▼▼▼

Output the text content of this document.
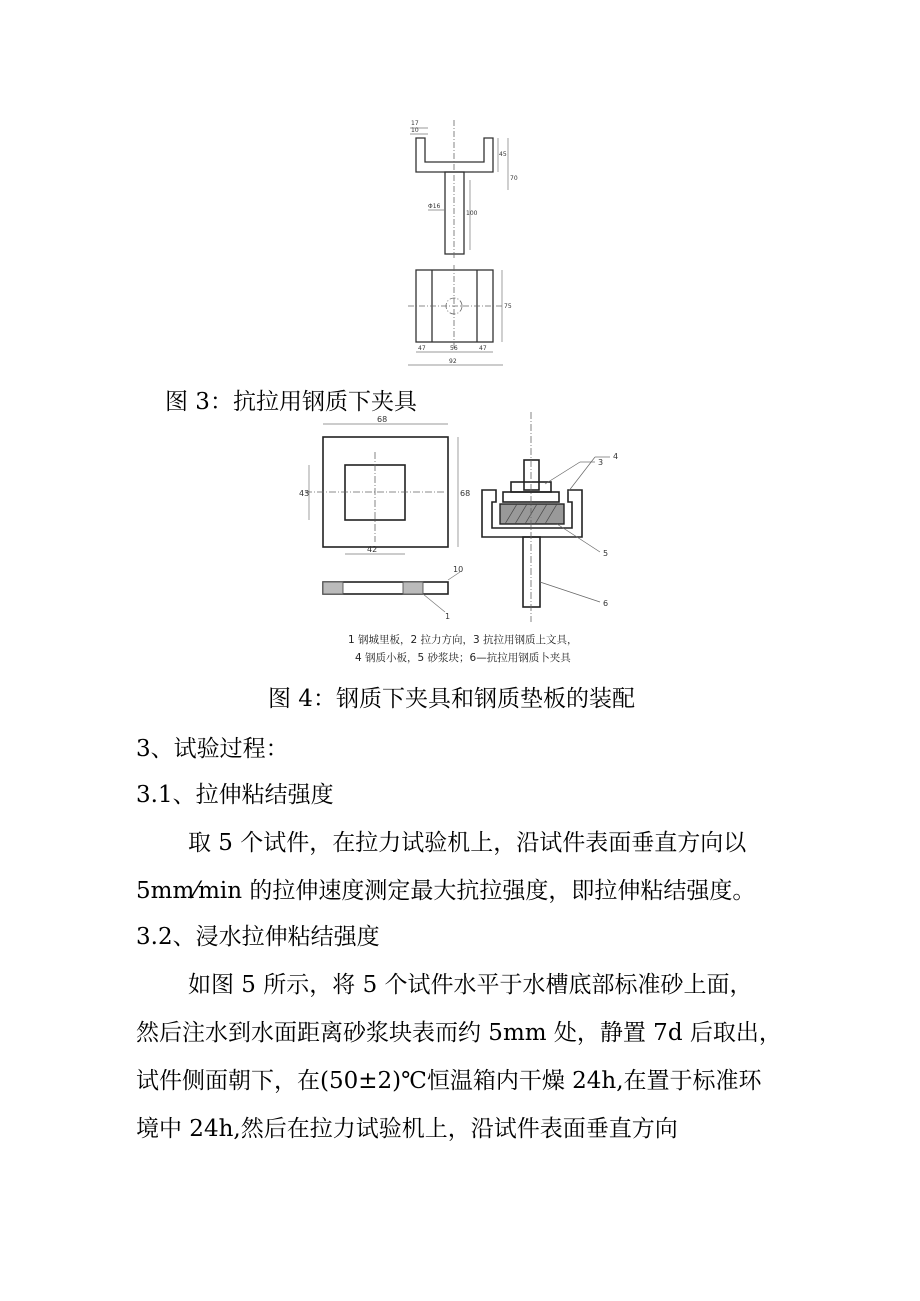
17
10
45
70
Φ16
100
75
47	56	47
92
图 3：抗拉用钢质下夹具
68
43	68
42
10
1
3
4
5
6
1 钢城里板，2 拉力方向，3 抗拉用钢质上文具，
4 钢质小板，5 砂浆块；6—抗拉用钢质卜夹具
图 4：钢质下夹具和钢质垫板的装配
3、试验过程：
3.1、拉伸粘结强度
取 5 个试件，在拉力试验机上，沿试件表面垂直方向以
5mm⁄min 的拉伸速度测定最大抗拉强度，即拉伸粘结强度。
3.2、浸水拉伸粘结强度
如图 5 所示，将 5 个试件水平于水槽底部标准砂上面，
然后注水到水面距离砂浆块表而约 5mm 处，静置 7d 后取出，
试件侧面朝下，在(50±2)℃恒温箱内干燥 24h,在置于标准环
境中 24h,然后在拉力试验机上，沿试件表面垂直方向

▲▲▲

Goal>
Every entry above is to be set down exactly; the pictures are to be left out.

Answer below>
Output the text content of this document.
17
10
45
70
Φ16
100
75
47	56	47
92
图 3：抗拉用钢质下夹具
68
43	68
42
10
1
3
4
5
6
1 钢城里板，2 拉力方向，3 抗拉用钢质上文具，
4 钢质小板，5 砂浆块；6—抗拉用钢质卜夹具
图 4：钢质下夹具和钢质垫板的装配
3、试验过程：
3.1、拉伸粘结强度
取 5 个试件，在拉力试验机上，沿试件表面垂直方向以
5mm⁄min 的拉伸速度测定最大抗拉强度，即拉伸粘结强度。
3.2、浸水拉伸粘结强度
如图 5 所示，将 5 个试件水平于水槽底部标准砂上面，
然后注水到水面距离砂浆块表而约 5mm 处，静置 7d 后取出，
试件侧面朝下，在(50±2)℃恒温箱内干燥 24h,在置于标准环
境中 24h,然后在拉力试验机上，沿试件表面垂直方向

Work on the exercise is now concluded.